Material
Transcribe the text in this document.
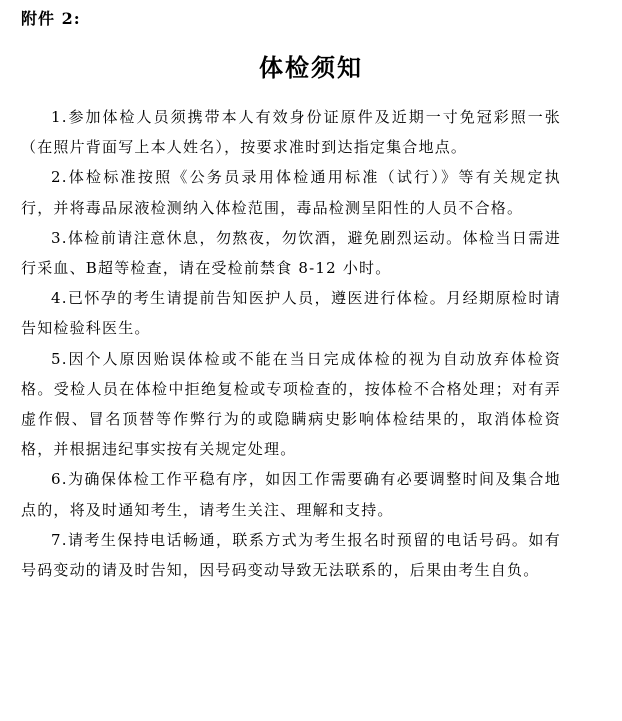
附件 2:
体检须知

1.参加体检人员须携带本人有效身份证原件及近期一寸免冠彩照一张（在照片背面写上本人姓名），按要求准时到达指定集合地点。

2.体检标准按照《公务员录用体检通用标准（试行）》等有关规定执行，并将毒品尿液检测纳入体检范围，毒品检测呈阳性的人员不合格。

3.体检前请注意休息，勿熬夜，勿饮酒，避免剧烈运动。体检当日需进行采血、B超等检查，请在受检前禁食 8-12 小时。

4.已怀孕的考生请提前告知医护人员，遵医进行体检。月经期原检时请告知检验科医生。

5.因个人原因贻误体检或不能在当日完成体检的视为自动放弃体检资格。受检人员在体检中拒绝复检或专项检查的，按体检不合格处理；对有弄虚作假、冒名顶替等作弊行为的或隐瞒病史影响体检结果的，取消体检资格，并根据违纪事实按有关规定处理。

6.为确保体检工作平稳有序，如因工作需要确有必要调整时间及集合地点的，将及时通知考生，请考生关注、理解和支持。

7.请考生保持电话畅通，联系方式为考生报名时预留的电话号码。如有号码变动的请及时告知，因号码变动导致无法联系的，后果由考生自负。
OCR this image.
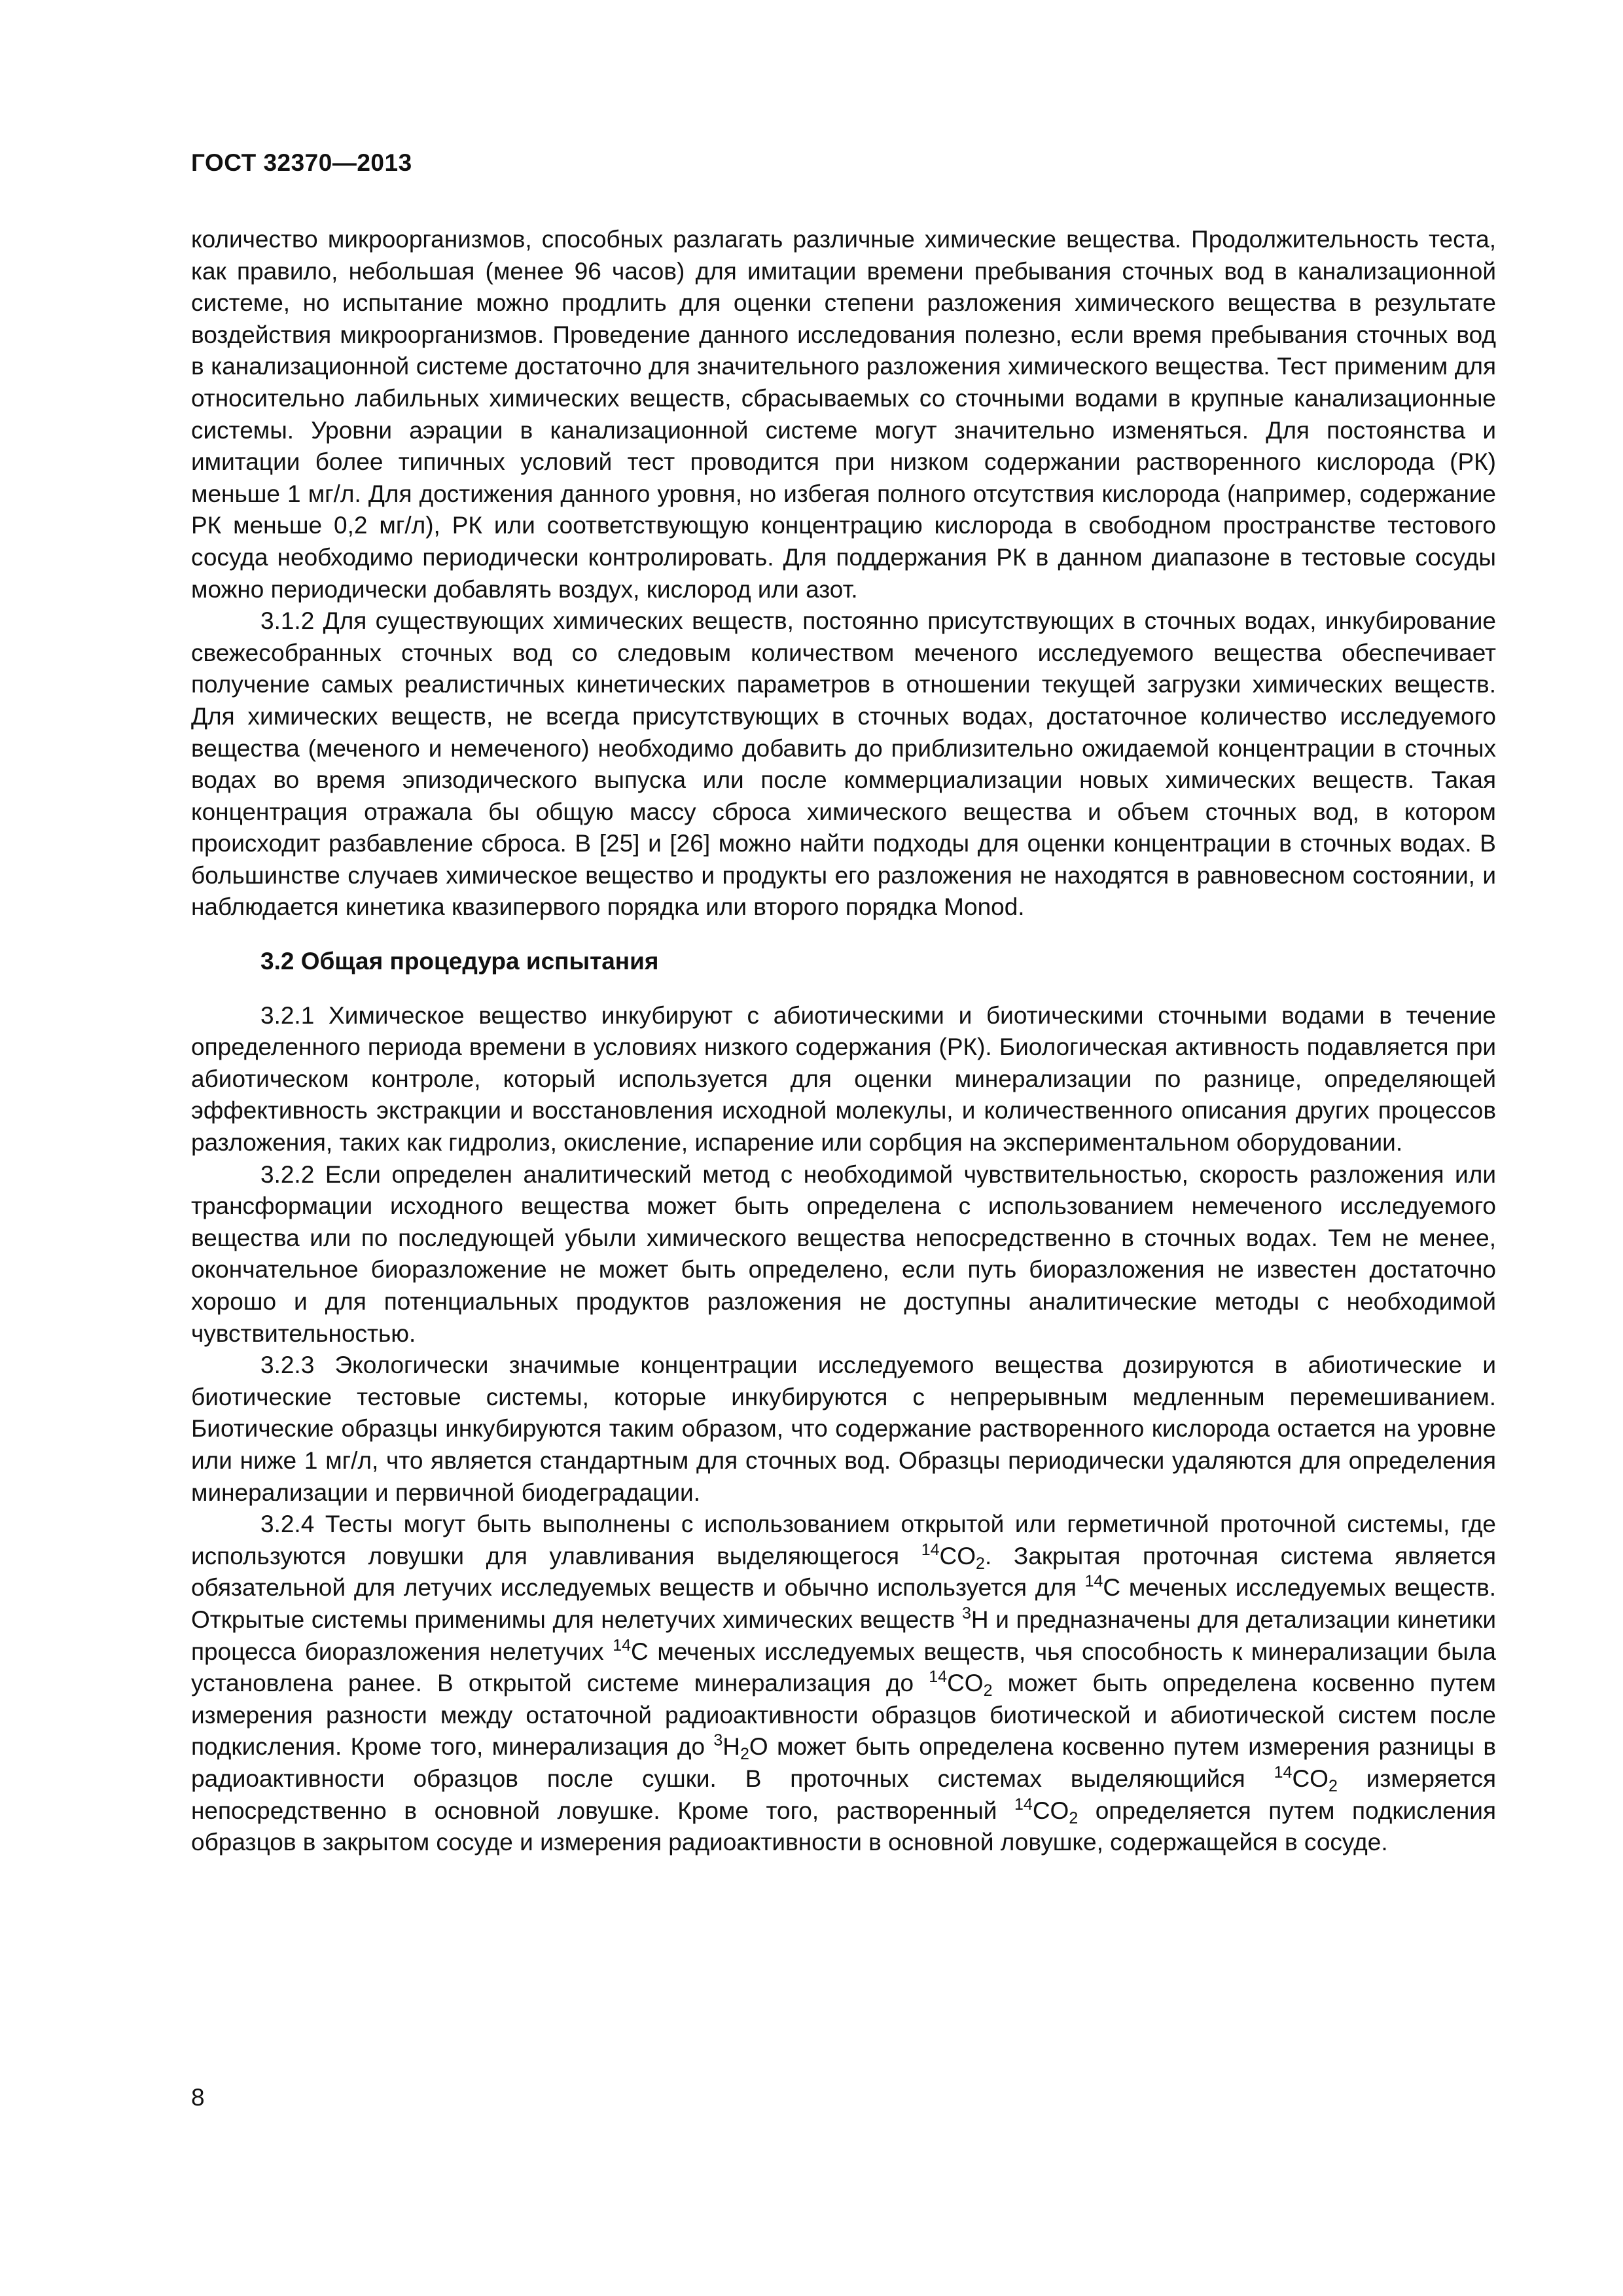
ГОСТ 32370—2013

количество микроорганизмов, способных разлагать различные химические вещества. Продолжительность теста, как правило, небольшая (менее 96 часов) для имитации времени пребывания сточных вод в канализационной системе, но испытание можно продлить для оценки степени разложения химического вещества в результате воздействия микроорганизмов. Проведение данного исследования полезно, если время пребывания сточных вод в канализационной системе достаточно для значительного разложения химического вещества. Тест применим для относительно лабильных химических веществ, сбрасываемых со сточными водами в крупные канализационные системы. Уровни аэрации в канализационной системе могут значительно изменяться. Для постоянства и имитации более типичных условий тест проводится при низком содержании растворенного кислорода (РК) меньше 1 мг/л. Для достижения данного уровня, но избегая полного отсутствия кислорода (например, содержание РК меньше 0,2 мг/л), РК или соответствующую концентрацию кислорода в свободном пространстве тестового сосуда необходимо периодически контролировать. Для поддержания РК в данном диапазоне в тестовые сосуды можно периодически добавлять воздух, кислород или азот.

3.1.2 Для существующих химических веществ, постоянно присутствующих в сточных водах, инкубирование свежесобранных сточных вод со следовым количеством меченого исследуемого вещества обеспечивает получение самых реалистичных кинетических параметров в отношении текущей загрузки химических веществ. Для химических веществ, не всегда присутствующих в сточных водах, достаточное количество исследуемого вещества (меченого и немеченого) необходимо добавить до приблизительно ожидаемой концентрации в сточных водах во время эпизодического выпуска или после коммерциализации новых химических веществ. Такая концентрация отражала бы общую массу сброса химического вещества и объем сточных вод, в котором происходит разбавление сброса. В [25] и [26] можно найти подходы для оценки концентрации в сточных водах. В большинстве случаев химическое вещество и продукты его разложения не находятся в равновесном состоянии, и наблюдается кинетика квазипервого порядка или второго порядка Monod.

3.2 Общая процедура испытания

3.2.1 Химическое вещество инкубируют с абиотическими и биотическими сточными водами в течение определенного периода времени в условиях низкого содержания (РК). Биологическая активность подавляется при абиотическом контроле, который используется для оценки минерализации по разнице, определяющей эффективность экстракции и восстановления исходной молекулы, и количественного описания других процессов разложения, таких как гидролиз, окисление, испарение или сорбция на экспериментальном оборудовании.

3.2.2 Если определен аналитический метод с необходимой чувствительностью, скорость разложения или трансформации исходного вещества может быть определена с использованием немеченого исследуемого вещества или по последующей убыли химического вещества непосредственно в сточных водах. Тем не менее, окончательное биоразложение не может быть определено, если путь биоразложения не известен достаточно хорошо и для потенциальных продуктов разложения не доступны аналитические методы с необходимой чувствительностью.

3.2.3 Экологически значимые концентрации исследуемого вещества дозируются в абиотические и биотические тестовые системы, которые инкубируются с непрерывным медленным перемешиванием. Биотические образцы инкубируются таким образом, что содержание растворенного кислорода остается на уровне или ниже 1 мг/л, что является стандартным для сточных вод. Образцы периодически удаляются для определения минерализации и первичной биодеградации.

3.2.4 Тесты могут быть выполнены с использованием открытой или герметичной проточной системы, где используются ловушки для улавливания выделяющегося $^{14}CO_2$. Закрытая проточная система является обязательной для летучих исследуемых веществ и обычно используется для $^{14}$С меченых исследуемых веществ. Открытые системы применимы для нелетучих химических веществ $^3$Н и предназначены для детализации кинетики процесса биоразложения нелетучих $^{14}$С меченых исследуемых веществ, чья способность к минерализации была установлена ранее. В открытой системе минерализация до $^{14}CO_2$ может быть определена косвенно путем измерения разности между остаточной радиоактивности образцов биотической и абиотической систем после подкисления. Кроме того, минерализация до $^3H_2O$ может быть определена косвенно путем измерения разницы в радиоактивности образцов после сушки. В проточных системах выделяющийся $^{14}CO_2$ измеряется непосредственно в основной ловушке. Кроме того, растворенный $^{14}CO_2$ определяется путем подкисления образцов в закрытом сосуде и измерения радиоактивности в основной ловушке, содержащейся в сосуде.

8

Problem
Images in the records should not be copied. Repeat all the rest exactly.

Output for this exercise
Transcribe the text in this document.
附件 2:
体检须知

1.参加体检人员须携带本人有效身份证原件及近期一寸免冠彩照一张（在照片背面写上本人姓名），按要求准时到达指定集合地点。

2.体检标准按照《公务员录用体检通用标准（试行）》等有关规定执行，并将毒品尿液检测纳入体检范围，毒品检测呈阳性的人员不合格。

3.体检前请注意休息，勿熬夜，勿饮酒，避免剧烈运动。体检当日需进行采血、B超等检查，请在受检前禁食 8-12 小时。

4.已怀孕的考生请提前告知医护人员，遵医进行体检。月经期原检时请告知检验科医生。

5.因个人原因贻误体检或不能在当日完成体检的视为自动放弃体检资格。受检人员在体检中拒绝复检或专项检查的，按体检不合格处理；对有弄虚作假、冒名顶替等作弊行为的或隐瞒病史影响体检结果的，取消体检资格，并根据违纪事实按有关规定处理。

6.为确保体检工作平稳有序，如因工作需要确有必要调整时间及集合地点的，将及时通知考生，请考生关注、理解和支持。

7.请考生保持电话畅通，联系方式为考生报名时预留的电话号码。如有号码变动的请及时告知，因号码变动导致无法联系的，后果由考生自负。
OCR this image.
ГОСТ 32370—2013

количество микроорганизмов, способных разлагать различные химические вещества. Продолжительность теста, как правило, небольшая (менее 96 часов) для имитации времени пребывания сточных вод в канализационной системе, но испытание можно продлить для оценки степени разложения химического вещества в результате воздействия микроорганизмов. Проведение данного исследования полезно, если время пребывания сточных вод в канализационной системе достаточно для значительного разложения химического вещества. Тест применим для относительно лабильных химических веществ, сбрасываемых со сточными водами в крупные канализационные системы. Уровни аэрации в канализационной системе могут значительно изменяться. Для постоянства и имитации более типичных условий тест проводится при низком содержании растворенного кислорода (РК) меньше 1 мг/л. Для достижения данного уровня, но избегая полного отсутствия кислорода (например, содержание РК меньше 0,2 мг/л), РК или соответствующую концентрацию кислорода в свободном пространстве тестового сосуда необходимо периодически контролировать. Для поддержания РК в данном диапазоне в тестовые сосуды можно периодически добавлять воздух, кислород или азот.

3.1.2 Для существующих химических веществ, постоянно присутствующих в сточных водах, инкубирование свежесобранных сточных вод со следовым количеством меченого исследуемого вещества обеспечивает получение самых реалистичных кинетических параметров в отношении текущей загрузки химических веществ. Для химических веществ, не всегда присутствующих в сточных водах, достаточное количество исследуемого вещества (меченого и немеченого) необходимо добавить до приблизительно ожидаемой концентрации в сточных водах во время эпизодического выпуска или после коммерциализации новых химических веществ. Такая концентрация отражала бы общую массу сброса химического вещества и объем сточных вод, в котором происходит разбавление сброса. В [25] и [26] можно найти подходы для оценки концентрации в сточных водах. В большинстве случаев химическое вещество и продукты его разложения не находятся в равновесном состоянии, и наблюдается кинетика квазипервого порядка или второго порядка Monod.

3.2 Общая процедура испытания

3.2.1 Химическое вещество инкубируют с абиотическими и биотическими сточными водами в течение определенного периода времени в условиях низкого содержания (РК). Биологическая активность подавляется при абиотическом контроле, который используется для оценки минерализации по разнице, определяющей эффективность экстракции и восстановления исходной молекулы, и количественного описания других процессов разложения, таких как гидролиз, окисление, испарение или сорбция на экспериментальном оборудовании.

3.2.2 Если определен аналитический метод с необходимой чувствительностью, скорость разложения или трансформации исходного вещества может быть определена с использованием немеченого исследуемого вещества или по последующей убыли химического вещества непосредственно в сточных водах. Тем не менее, окончательное биоразложение не может быть определено, если путь биоразложения не известен достаточно хорошо и для потенциальных продуктов разложения не доступны аналитические методы с необходимой чувствительностью.

3.2.3 Экологически значимые концентрации исследуемого вещества дозируются в абиотические и биотические тестовые системы, которые инкубируются с непрерывным медленным перемешиванием. Биотические образцы инкубируются таким образом, что содержание растворенного кислорода остается на уровне или ниже 1 мг/л, что является стандартным для сточных вод. Образцы периодически удаляются для определения минерализации и первичной биодеградации.

3.2.4 Тесты могут быть выполнены с использованием открытой или герметичной проточной системы, где используются ловушки для улавливания выделяющегося $^{14}CO_2$. Закрытая проточная система является обязательной для летучих исследуемых веществ и обычно используется для $^{14}$С меченых исследуемых веществ. Открытые системы применимы для нелетучих химических веществ $^3$Н и предназначены для детализации кинетики процесса биоразложения нелетучих $^{14}$С меченых исследуемых веществ, чья способность к минерализации была установлена ранее. В открытой системе минерализация до $^{14}CO_2$ может быть определена косвенно путем измерения разности между остаточной радиоактивности образцов биотической и абиотической систем после подкисления. Кроме того, минерализация до $^3H_2O$ может быть определена косвенно путем измерения разницы в радиоактивности образцов после сушки. В проточных системах выделяющийся $^{14}CO_2$ измеряется непосредственно в основной ловушке. Кроме того, растворенный $^{14}CO_2$ определяется путем подкисления образцов в закрытом сосуде и измерения радиоактивности в основной ловушке, содержащейся в сосуде.

8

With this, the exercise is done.